··· Dataset records ···

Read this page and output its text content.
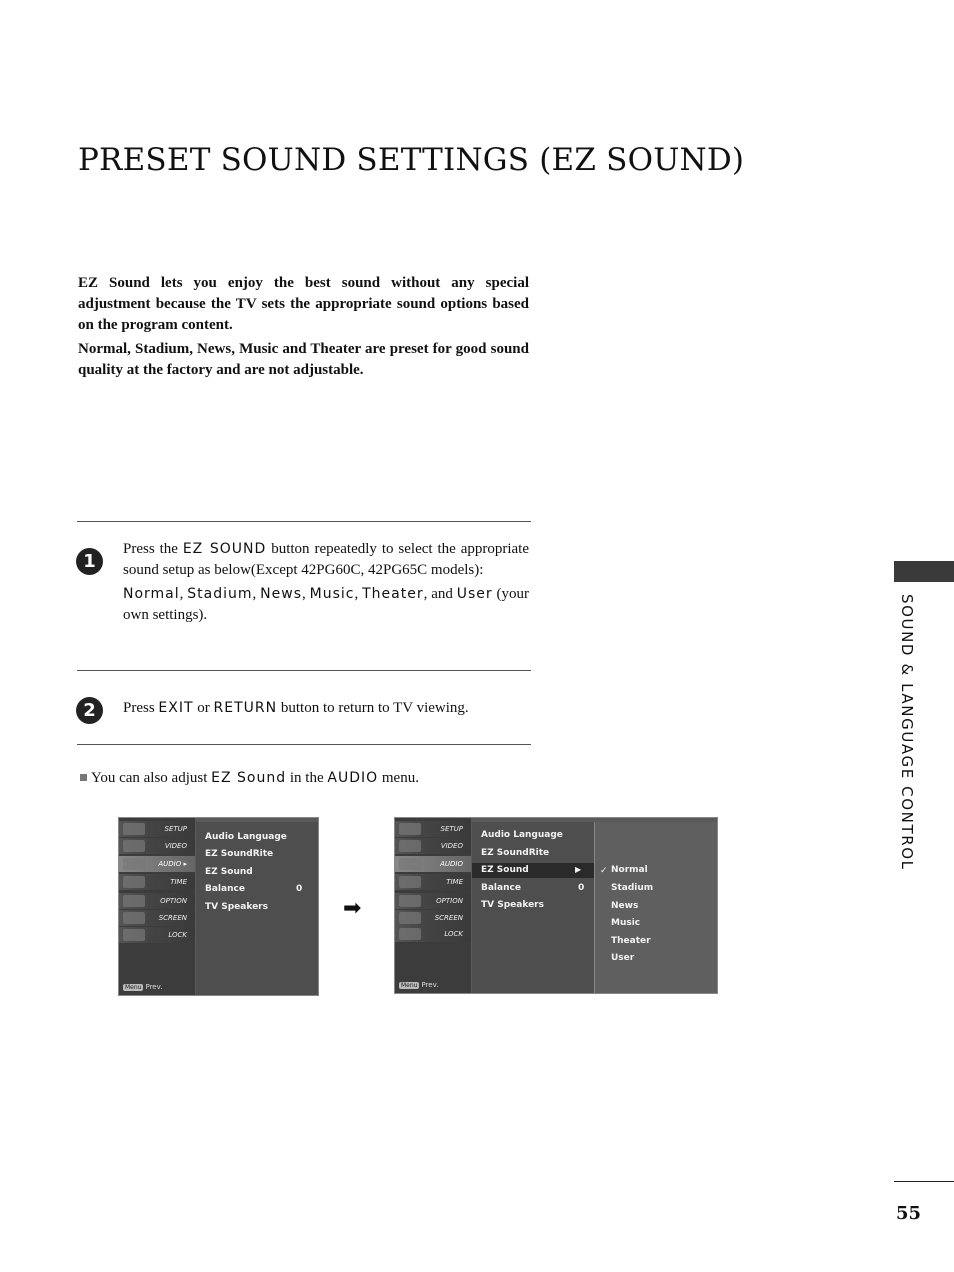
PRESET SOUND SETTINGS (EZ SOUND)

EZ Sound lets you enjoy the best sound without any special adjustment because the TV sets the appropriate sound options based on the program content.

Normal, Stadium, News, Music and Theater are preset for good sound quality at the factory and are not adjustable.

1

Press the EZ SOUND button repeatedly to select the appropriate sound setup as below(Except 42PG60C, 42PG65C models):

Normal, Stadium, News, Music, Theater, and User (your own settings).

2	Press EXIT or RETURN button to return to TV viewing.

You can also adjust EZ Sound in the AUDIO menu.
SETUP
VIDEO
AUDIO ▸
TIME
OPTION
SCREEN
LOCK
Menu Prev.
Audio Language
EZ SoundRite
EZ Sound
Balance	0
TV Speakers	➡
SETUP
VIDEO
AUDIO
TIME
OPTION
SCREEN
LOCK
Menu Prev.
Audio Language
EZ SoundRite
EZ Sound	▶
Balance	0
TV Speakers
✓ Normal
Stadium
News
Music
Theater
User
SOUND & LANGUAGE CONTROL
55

···
··· Dataset records ···

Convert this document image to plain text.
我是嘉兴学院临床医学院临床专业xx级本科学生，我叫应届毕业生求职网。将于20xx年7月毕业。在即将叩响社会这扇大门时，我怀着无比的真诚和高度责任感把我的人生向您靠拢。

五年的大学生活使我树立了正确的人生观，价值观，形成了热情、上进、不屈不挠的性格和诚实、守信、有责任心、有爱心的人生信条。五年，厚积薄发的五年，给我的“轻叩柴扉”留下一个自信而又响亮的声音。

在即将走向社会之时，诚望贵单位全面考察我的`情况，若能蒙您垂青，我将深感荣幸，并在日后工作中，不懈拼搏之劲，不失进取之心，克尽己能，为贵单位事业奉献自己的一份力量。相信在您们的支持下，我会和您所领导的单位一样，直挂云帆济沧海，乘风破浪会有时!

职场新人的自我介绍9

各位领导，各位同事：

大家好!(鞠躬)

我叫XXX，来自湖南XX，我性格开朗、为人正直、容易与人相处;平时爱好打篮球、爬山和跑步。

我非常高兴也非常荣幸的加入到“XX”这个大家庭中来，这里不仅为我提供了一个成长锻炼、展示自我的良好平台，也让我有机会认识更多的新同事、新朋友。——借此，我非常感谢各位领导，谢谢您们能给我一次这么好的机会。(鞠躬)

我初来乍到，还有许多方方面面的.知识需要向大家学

···

Requirements →
Check every line of the material for the string "content" and give the number of lines that have it, without anything else.

The response →
2